Records contained in a dataset:
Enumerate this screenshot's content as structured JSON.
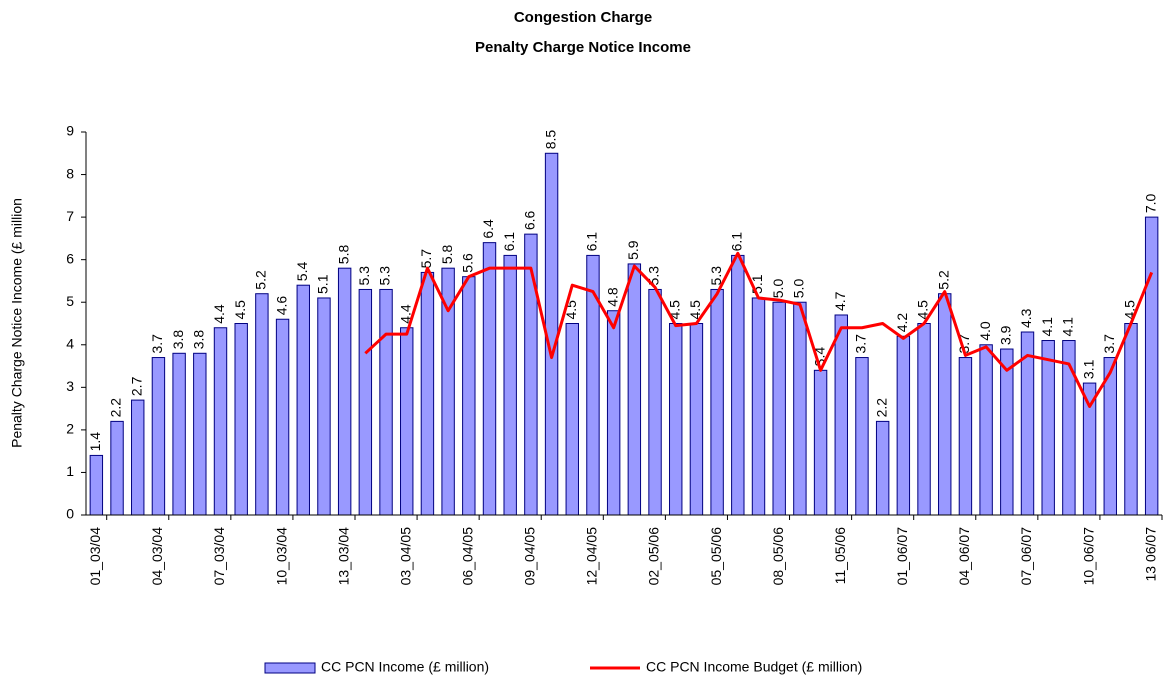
{
  "chart_data": {
    "type": "bar",
    "title": "Congestion Charge",
    "subtitle": "Penalty Charge Notice Income",
    "y_label": "Penalty Charge Notice Income (£ million",
    "categories": [
      "01_03/04",
      null,
      null,
      "04_03/04",
      null,
      null,
      "07_03/04",
      null,
      null,
      "10_03/04",
      null,
      null,
      "13_03/04",
      null,
      null,
      "03_04/05",
      null,
      null,
      "06_04/05",
      null,
      null,
      "09_04/05",
      null,
      null,
      "12_04/05",
      null,
      null,
      "02_05/06",
      null,
      null,
      "05_05/06",
      null,
      null,
      "08_05/06",
      null,
      null,
      "11_05/06",
      null,
      null,
      "01_06/07",
      null,
      null,
      "04_06/07",
      null,
      null,
      "07_06/07",
      null,
      null,
      "10_06/07",
      null,
      null,
      "13 06/07"
    ],
    "ylim": [
      0,
      9
    ],
    "yticks": [
      0,
      1,
      2,
      3,
      4,
      5,
      6,
      7,
      8,
      9
    ],
    "grid": false,
    "series": [
      {
        "name": "CC PCN Income (£ million)",
        "type": "bar",
        "color": "#9999ff",
        "edge": "#000080",
        "values": [
          1.4,
          2.2,
          2.7,
          3.7,
          3.8,
          3.8,
          4.4,
          4.5,
          5.2,
          4.6,
          5.4,
          5.1,
          5.8,
          5.3,
          5.3,
          4.4,
          5.7,
          5.8,
          5.6,
          6.4,
          6.1,
          6.6,
          8.5,
          4.5,
          6.1,
          4.8,
          5.9,
          5.3,
          4.5,
          4.5,
          5.3,
          6.1,
          5.1,
          5.0,
          5.0,
          3.4,
          4.7,
          3.7,
          2.2,
          4.2,
          4.5,
          5.2,
          3.7,
          4.0,
          3.9,
          4.3,
          4.1,
          4.1,
          3.1,
          3.7,
          4.5,
          7.0
        ],
        "value_labels": [
          "1.4",
          "2.2",
          "2.7",
          "3.7",
          "3.8",
          "3.8",
          "4.4",
          "4.5",
          "5.2",
          "4.6",
          "5.4",
          "5.1",
          "5.8",
          "5.3",
          "5.3",
          "4.4",
          "5.7",
          "5.8",
          "5.6",
          "6.4",
          "6.1",
          "6.6",
          "8.5",
          "4.5",
          "6.1",
          "4.8",
          "5.9",
          "5.3",
          "4.5",
          "4.5",
          "5.3",
          "6.1",
          "5.1",
          "5.0",
          "5.0",
          "3.4",
          "4.7",
          "3.7",
          "2.2",
          "4.2",
          "4.5",
          "5.2",
          "3.7",
          "4.0",
          "3.9",
          "4.3",
          "4.1",
          "4.1",
          "3.1",
          "3.7",
          "4.5",
          "7.0"
        ]
      },
      {
        "name": "CC PCN Income Budget  (£ million)",
        "type": "line",
        "color": "#ff0000",
        "values": [
          null,
          null,
          null,
          null,
          null,
          null,
          null,
          null,
          null,
          null,
          null,
          null,
          null,
          3.8,
          4.25,
          4.25,
          5.8,
          4.8,
          5.6,
          5.8,
          5.8,
          5.8,
          3.7,
          5.4,
          5.25,
          4.4,
          5.85,
          5.35,
          4.45,
          4.5,
          5.2,
          6.15,
          5.1,
          5.05,
          4.95,
          3.4,
          4.4,
          4.4,
          4.5,
          4.15,
          4.5,
          5.25,
          3.75,
          3.95,
          3.4,
          3.75,
          3.65,
          3.55,
          2.55,
          3.35,
          4.5,
          5.7
        ]
      }
    ]
  }
}
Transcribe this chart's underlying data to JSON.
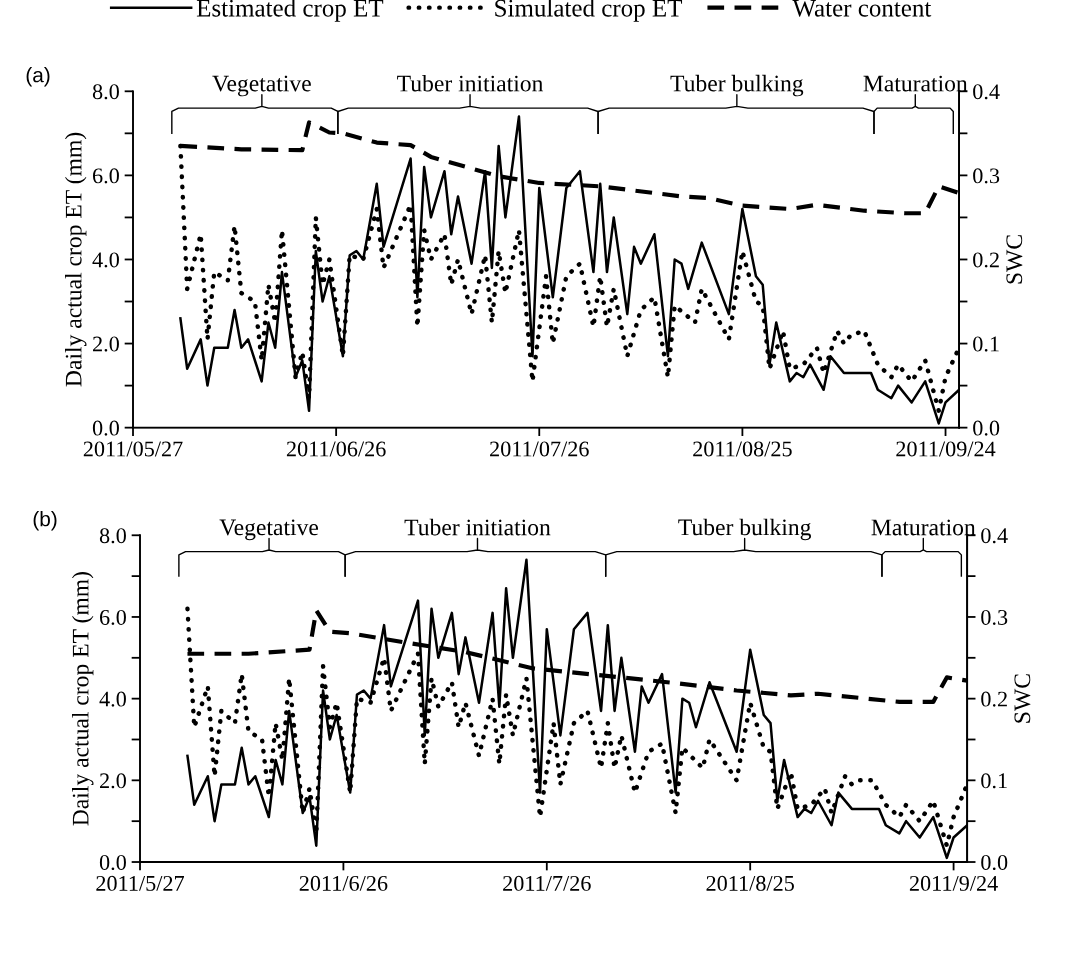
{
  "chart_data": [
    {
      "type": "line",
      "ylabel": "Daily actual crop ET (mm)",
      "y2label": "SWC",
      "legend": "top",
      "grid": false,
      "marker": "none",
      "xlim": [
        "2011-05-27",
        "2011-09-26"
      ],
      "xticks": [
        {
          "value": "2011-05-27",
          "label": "2011/05/27"
        },
        {
          "value": "2011-06-26",
          "label": "2011/06/26"
        },
        {
          "value": "2011-07-26",
          "label": "2011/07/26"
        },
        {
          "value": "2011-08-25",
          "label": "2011/08/25"
        },
        {
          "value": "2011-09-24",
          "label": "2011/09/24"
        }
      ],
      "ylim": [
        0,
        8
      ],
      "yticks": [
        {
          "value": 0,
          "label": "0.0"
        },
        {
          "value": 1,
          "label": null
        },
        {
          "value": 2,
          "label": "2.0"
        },
        {
          "value": 3,
          "label": null
        },
        {
          "value": 4,
          "label": "4.0"
        },
        {
          "value": 5,
          "label": null
        },
        {
          "value": 6,
          "label": "6.0"
        },
        {
          "value": 7,
          "label": null
        },
        {
          "value": 8,
          "label": "8.0"
        }
      ],
      "y2lim": [
        0,
        0.4
      ],
      "y2ticks": [
        {
          "value": 0,
          "label": "0.0"
        },
        {
          "value": 0.05,
          "label": null
        },
        {
          "value": 0.1,
          "label": "0.1"
        },
        {
          "value": 0.15,
          "label": null
        },
        {
          "value": 0.2,
          "label": "0.2"
        },
        {
          "value": 0.25,
          "label": null
        },
        {
          "value": 0.3,
          "label": "0.3"
        },
        {
          "value": 0.35,
          "label": null
        },
        {
          "value": 0.4,
          "label": "0.4"
        }
      ],
      "annotations": [
        "(a)",
        "Vegetative",
        "Tuber initiation",
        "Tuber bulking",
        "Maturation"
      ],
      "series": [
        {
          "name": "Estimated crop ET",
          "color": "#000000",
          "line_style": "solid",
          "x": [
            "2011-06-03",
            "2011-06-04",
            "2011-06-06",
            "2011-06-07",
            "2011-06-08",
            "2011-06-10",
            "2011-06-11",
            "2011-06-12",
            "2011-06-13",
            "2011-06-15",
            "2011-06-16",
            "2011-06-17",
            "2011-06-18",
            "2011-06-20",
            "2011-06-21",
            "2011-06-22",
            "2011-06-23",
            "2011-06-24",
            "2011-06-25",
            "2011-06-27",
            "2011-06-28",
            "2011-06-29",
            "2011-06-30",
            "2011-07-02",
            "2011-07-03",
            "2011-07-07",
            "2011-07-08",
            "2011-07-09",
            "2011-07-10",
            "2011-07-12",
            "2011-07-13",
            "2011-07-14",
            "2011-07-16",
            "2011-07-18",
            "2011-07-19",
            "2011-07-20",
            "2011-07-21",
            "2011-07-23",
            "2011-07-25",
            "2011-07-26",
            "2011-07-28",
            "2011-07-30",
            "2011-08-01",
            "2011-08-03",
            "2011-08-04",
            "2011-08-05",
            "2011-08-06",
            "2011-08-08",
            "2011-08-09",
            "2011-08-10",
            "2011-08-12",
            "2011-08-14",
            "2011-08-15",
            "2011-08-16",
            "2011-08-17",
            "2011-08-19",
            "2011-08-23",
            "2011-08-25",
            "2011-08-27",
            "2011-08-28",
            "2011-08-29",
            "2011-08-30",
            "2011-09-01",
            "2011-09-02",
            "2011-09-03",
            "2011-09-04",
            "2011-09-06",
            "2011-09-07",
            "2011-09-09",
            "2011-09-10",
            "2011-09-11",
            "2011-09-13",
            "2011-09-14",
            "2011-09-16",
            "2011-09-17",
            "2011-09-19",
            "2011-09-21",
            "2011-09-23",
            "2011-09-24",
            "2011-09-26"
          ],
          "values": [
            2.6,
            1.4,
            2.1,
            1.0,
            1.9,
            1.9,
            2.8,
            1.9,
            2.1,
            1.1,
            2.5,
            1.9,
            3.7,
            1.2,
            1.6,
            0.4,
            4.2,
            3.0,
            3.6,
            1.7,
            4.1,
            4.2,
            4.0,
            5.8,
            4.3,
            6.4,
            3.1,
            6.2,
            5.0,
            6.1,
            4.6,
            5.5,
            3.9,
            6.1,
            3.8,
            6.7,
            5.0,
            7.4,
            1.7,
            5.7,
            3.1,
            5.7,
            6.1,
            3.7,
            5.8,
            3.7,
            5.0,
            2.7,
            4.3,
            3.9,
            4.6,
            1.7,
            4.0,
            3.9,
            3.3,
            4.4,
            2.7,
            5.2,
            3.6,
            3.4,
            1.5,
            2.5,
            1.1,
            1.3,
            1.2,
            1.5,
            0.9,
            1.7,
            1.3,
            1.3,
            1.3,
            1.3,
            0.9,
            0.7,
            1.0,
            0.6,
            1.1,
            0.1,
            0.6,
            0.9
          ]
        },
        {
          "name": "Simulated crop ET",
          "color": "#000000",
          "line_style": "dotted",
          "x": [
            "2011-06-03",
            "2011-06-04",
            "2011-06-06",
            "2011-06-07",
            "2011-06-08",
            "2011-06-10",
            "2011-06-11",
            "2011-06-12",
            "2011-06-14",
            "2011-06-15",
            "2011-06-16",
            "2011-06-17",
            "2011-06-18",
            "2011-06-20",
            "2011-06-21",
            "2011-06-22",
            "2011-06-23",
            "2011-06-24",
            "2011-06-25",
            "2011-06-27",
            "2011-06-28",
            "2011-06-30",
            "2011-07-02",
            "2011-07-03",
            "2011-07-07",
            "2011-07-08",
            "2011-07-09",
            "2011-07-10",
            "2011-07-12",
            "2011-07-13",
            "2011-07-14",
            "2011-07-16",
            "2011-07-18",
            "2011-07-19",
            "2011-07-20",
            "2011-07-21",
            "2011-07-23",
            "2011-07-25",
            "2011-07-27",
            "2011-07-28",
            "2011-07-30",
            "2011-08-01",
            "2011-08-03",
            "2011-08-04",
            "2011-08-05",
            "2011-08-06",
            "2011-08-08",
            "2011-08-10",
            "2011-08-12",
            "2011-08-14",
            "2011-08-15",
            "2011-08-18",
            "2011-08-19",
            "2011-08-23",
            "2011-08-25",
            "2011-08-27",
            "2011-08-28",
            "2011-08-29",
            "2011-08-31",
            "2011-09-01",
            "2011-09-03",
            "2011-09-05",
            "2011-09-06",
            "2011-09-08",
            "2011-09-09",
            "2011-09-10",
            "2011-09-12",
            "2011-09-14",
            "2011-09-16",
            "2011-09-17",
            "2011-09-19",
            "2011-09-21",
            "2011-09-23",
            "2011-09-24",
            "2011-09-26"
          ],
          "values": [
            6.7,
            3.3,
            4.6,
            2.1,
            3.7,
            3.5,
            4.8,
            3.2,
            3.0,
            1.6,
            3.4,
            2.5,
            4.7,
            1.2,
            1.8,
            0.7,
            5.0,
            3.4,
            4.0,
            1.7,
            4.1,
            4.0,
            5.2,
            3.8,
            5.3,
            2.4,
            4.7,
            4.0,
            4.6,
            3.4,
            4.0,
            2.7,
            4.1,
            2.5,
            4.2,
            3.2,
            4.7,
            1.1,
            3.6,
            2.0,
            3.6,
            3.9,
            2.4,
            3.6,
            2.4,
            3.3,
            1.7,
            2.8,
            3.1,
            1.2,
            2.9,
            2.5,
            3.3,
            2.1,
            4.2,
            3.0,
            2.9,
            1.4,
            2.3,
            1.4,
            1.5,
            1.9,
            1.3,
            2.3,
            2.0,
            2.2,
            2.3,
            1.5,
            1.2,
            1.5,
            1.1,
            1.6,
            0.4,
            1.2,
            1.9
          ]
        },
        {
          "name": "Water content",
          "color": "#000000",
          "line_style": "dashed",
          "axis": "y2",
          "x": [
            "2011-06-03",
            "2011-06-12",
            "2011-06-21",
            "2011-06-22",
            "2011-06-25",
            "2011-06-27",
            "2011-07-02",
            "2011-07-07",
            "2011-07-10",
            "2011-07-20",
            "2011-07-26",
            "2011-08-04",
            "2011-08-16",
            "2011-08-20",
            "2011-08-25",
            "2011-09-01",
            "2011-09-05",
            "2011-09-12",
            "2011-09-18",
            "2011-09-21",
            "2011-09-23",
            "2011-09-26"
          ],
          "values": [
            0.335,
            0.331,
            0.33,
            0.363,
            0.351,
            0.35,
            0.339,
            0.336,
            0.322,
            0.299,
            0.291,
            0.287,
            0.275,
            0.273,
            0.264,
            0.26,
            0.265,
            0.258,
            0.255,
            0.255,
            0.287,
            0.279
          ]
        }
      ]
    },
    {
      "type": "line",
      "ylabel": "Daily actual crop ET (mm)",
      "y2label": "SWC",
      "grid": false,
      "marker": "none",
      "xlim": [
        "2011-05-27",
        "2011-09-26"
      ],
      "xticks": [
        {
          "value": "2011-05-27",
          "label": "2011/5/27"
        },
        {
          "value": "2011-06-26",
          "label": "2011/6/26"
        },
        {
          "value": "2011-07-26",
          "label": "2011/7/26"
        },
        {
          "value": "2011-08-25",
          "label": "2011/8/25"
        },
        {
          "value": "2011-09-24",
          "label": "2011/9/24"
        }
      ],
      "ylim": [
        0,
        8
      ],
      "yticks": [
        {
          "value": 0,
          "label": "0.0"
        },
        {
          "value": 1,
          "label": null
        },
        {
          "value": 2,
          "label": "2.0"
        },
        {
          "value": 3,
          "label": null
        },
        {
          "value": 4,
          "label": "4.0"
        },
        {
          "value": 5,
          "label": null
        },
        {
          "value": 6,
          "label": "6.0"
        },
        {
          "value": 7,
          "label": null
        },
        {
          "value": 8,
          "label": "8.0"
        }
      ],
      "y2lim": [
        0,
        0.4
      ],
      "y2ticks": [
        {
          "value": 0,
          "label": "0.0"
        },
        {
          "value": 0.05,
          "label": null
        },
        {
          "value": 0.1,
          "label": "0.1"
        },
        {
          "value": 0.15,
          "label": null
        },
        {
          "value": 0.2,
          "label": "0.2"
        },
        {
          "value": 0.25,
          "label": null
        },
        {
          "value": 0.3,
          "label": "0.3"
        },
        {
          "value": 0.35,
          "label": null
        },
        {
          "value": 0.4,
          "label": "0.4"
        }
      ],
      "annotations": [
        "(b)",
        "Vegetative",
        "Tuber initiation",
        "Tuber bulking",
        "Maturation"
      ],
      "series": [
        {
          "color": "#000000",
          "line_style": "solid",
          "x": [
            "2011-06-03",
            "2011-06-04",
            "2011-06-06",
            "2011-06-07",
            "2011-06-08",
            "2011-06-10",
            "2011-06-11",
            "2011-06-12",
            "2011-06-13",
            "2011-06-15",
            "2011-06-16",
            "2011-06-17",
            "2011-06-18",
            "2011-06-20",
            "2011-06-21",
            "2011-06-22",
            "2011-06-23",
            "2011-06-24",
            "2011-06-25",
            "2011-06-27",
            "2011-06-28",
            "2011-06-29",
            "2011-06-30",
            "2011-07-02",
            "2011-07-03",
            "2011-07-07",
            "2011-07-08",
            "2011-07-09",
            "2011-07-10",
            "2011-07-12",
            "2011-07-13",
            "2011-07-14",
            "2011-07-16",
            "2011-07-18",
            "2011-07-19",
            "2011-07-20",
            "2011-07-21",
            "2011-07-23",
            "2011-07-25",
            "2011-07-26",
            "2011-07-28",
            "2011-07-30",
            "2011-08-01",
            "2011-08-03",
            "2011-08-04",
            "2011-08-05",
            "2011-08-06",
            "2011-08-08",
            "2011-08-09",
            "2011-08-10",
            "2011-08-12",
            "2011-08-14",
            "2011-08-15",
            "2011-08-16",
            "2011-08-17",
            "2011-08-19",
            "2011-08-23",
            "2011-08-25",
            "2011-08-27",
            "2011-08-28",
            "2011-08-29",
            "2011-08-30",
            "2011-09-01",
            "2011-09-02",
            "2011-09-03",
            "2011-09-04",
            "2011-09-06",
            "2011-09-07",
            "2011-09-09",
            "2011-09-10",
            "2011-09-11",
            "2011-09-13",
            "2011-09-14",
            "2011-09-16",
            "2011-09-17",
            "2011-09-19",
            "2011-09-21",
            "2011-09-23",
            "2011-09-24",
            "2011-09-26"
          ],
          "values": [
            2.6,
            1.4,
            2.1,
            1.0,
            1.9,
            1.9,
            2.8,
            1.9,
            2.1,
            1.1,
            2.5,
            1.9,
            3.7,
            1.2,
            1.6,
            0.4,
            4.2,
            3.0,
            3.6,
            1.7,
            4.1,
            4.2,
            4.0,
            5.8,
            4.3,
            6.4,
            3.1,
            6.2,
            5.0,
            6.1,
            4.6,
            5.5,
            3.9,
            6.1,
            3.8,
            6.7,
            5.0,
            7.4,
            1.7,
            5.7,
            3.1,
            5.7,
            6.1,
            3.7,
            5.8,
            3.7,
            5.0,
            2.7,
            4.3,
            3.9,
            4.6,
            1.7,
            4.0,
            3.9,
            3.3,
            4.4,
            2.7,
            5.2,
            3.6,
            3.4,
            1.5,
            2.5,
            1.1,
            1.3,
            1.2,
            1.5,
            0.9,
            1.7,
            1.3,
            1.3,
            1.3,
            1.3,
            0.9,
            0.7,
            1.0,
            0.6,
            1.1,
            0.1,
            0.6,
            0.9
          ]
        },
        {
          "color": "#000000",
          "line_style": "dotted",
          "x": [
            "2011-06-03",
            "2011-06-04",
            "2011-06-06",
            "2011-06-07",
            "2011-06-08",
            "2011-06-10",
            "2011-06-11",
            "2011-06-12",
            "2011-06-14",
            "2011-06-15",
            "2011-06-16",
            "2011-06-17",
            "2011-06-18",
            "2011-06-20",
            "2011-06-21",
            "2011-06-22",
            "2011-06-23",
            "2011-06-24",
            "2011-06-25",
            "2011-06-27",
            "2011-06-28",
            "2011-06-30",
            "2011-07-02",
            "2011-07-03",
            "2011-07-07",
            "2011-07-08",
            "2011-07-09",
            "2011-07-10",
            "2011-07-12",
            "2011-07-13",
            "2011-07-14",
            "2011-07-16",
            "2011-07-18",
            "2011-07-19",
            "2011-07-20",
            "2011-07-21",
            "2011-07-23",
            "2011-07-25",
            "2011-07-27",
            "2011-07-28",
            "2011-07-30",
            "2011-08-01",
            "2011-08-03",
            "2011-08-04",
            "2011-08-05",
            "2011-08-06",
            "2011-08-08",
            "2011-08-10",
            "2011-08-12",
            "2011-08-14",
            "2011-08-15",
            "2011-08-18",
            "2011-08-19",
            "2011-08-23",
            "2011-08-25",
            "2011-08-27",
            "2011-08-28",
            "2011-08-29",
            "2011-08-31",
            "2011-09-01",
            "2011-09-03",
            "2011-09-05",
            "2011-09-06",
            "2011-09-08",
            "2011-09-09",
            "2011-09-10",
            "2011-09-12",
            "2011-09-14",
            "2011-09-16",
            "2011-09-17",
            "2011-09-19",
            "2011-09-21",
            "2011-09-23",
            "2011-09-24",
            "2011-09-26"
          ],
          "values": [
            6.2,
            3.3,
            4.3,
            2.1,
            3.7,
            3.4,
            4.6,
            3.2,
            3.0,
            1.6,
            3.4,
            2.5,
            4.5,
            1.2,
            1.8,
            0.7,
            4.8,
            3.3,
            3.9,
            1.7,
            4.0,
            3.9,
            5.0,
            3.7,
            5.1,
            2.4,
            4.5,
            3.8,
            4.4,
            3.3,
            3.9,
            2.6,
            4.0,
            2.4,
            4.1,
            3.1,
            4.5,
            1.1,
            3.4,
            1.9,
            3.4,
            3.7,
            2.3,
            3.4,
            2.3,
            3.1,
            1.7,
            2.7,
            2.9,
            1.2,
            2.8,
            2.3,
            3.0,
            2.0,
            3.9,
            2.8,
            2.7,
            1.3,
            2.2,
            1.3,
            1.4,
            1.8,
            1.2,
            2.1,
            1.9,
            2.0,
            2.0,
            1.4,
            1.1,
            1.4,
            1.0,
            1.5,
            0.4,
            1.1,
            1.9
          ]
        },
        {
          "color": "#000000",
          "line_style": "dashed",
          "axis": "y2",
          "x": [
            "2011-06-03",
            "2011-06-12",
            "2011-06-21",
            "2011-06-22",
            "2011-06-24",
            "2011-06-27",
            "2011-07-05",
            "2011-07-14",
            "2011-07-24",
            "2011-08-06",
            "2011-08-14",
            "2011-08-23",
            "2011-08-31",
            "2011-09-04",
            "2011-09-16",
            "2011-09-21",
            "2011-09-23",
            "2011-09-26"
          ],
          "values": [
            0.255,
            0.255,
            0.26,
            0.308,
            0.282,
            0.28,
            0.269,
            0.257,
            0.237,
            0.226,
            0.219,
            0.21,
            0.204,
            0.206,
            0.196,
            0.196,
            0.226,
            0.222
          ]
        }
      ]
    }
  ]
}
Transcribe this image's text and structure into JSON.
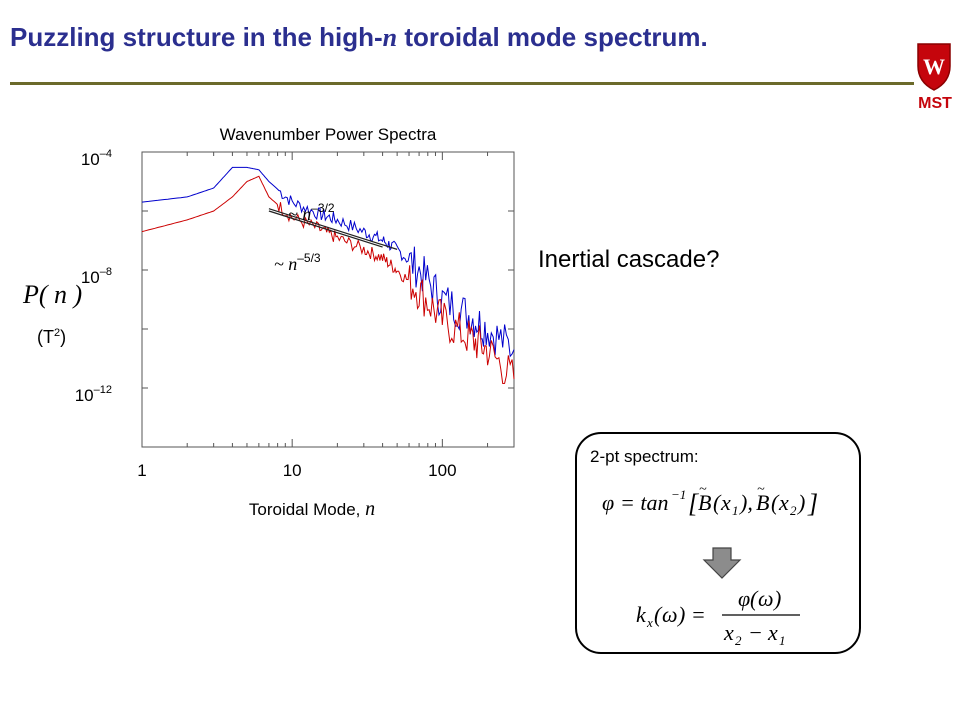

## [Task goal]
Provide only the count of lines in the data above that include the string "content".

## [The solution]
2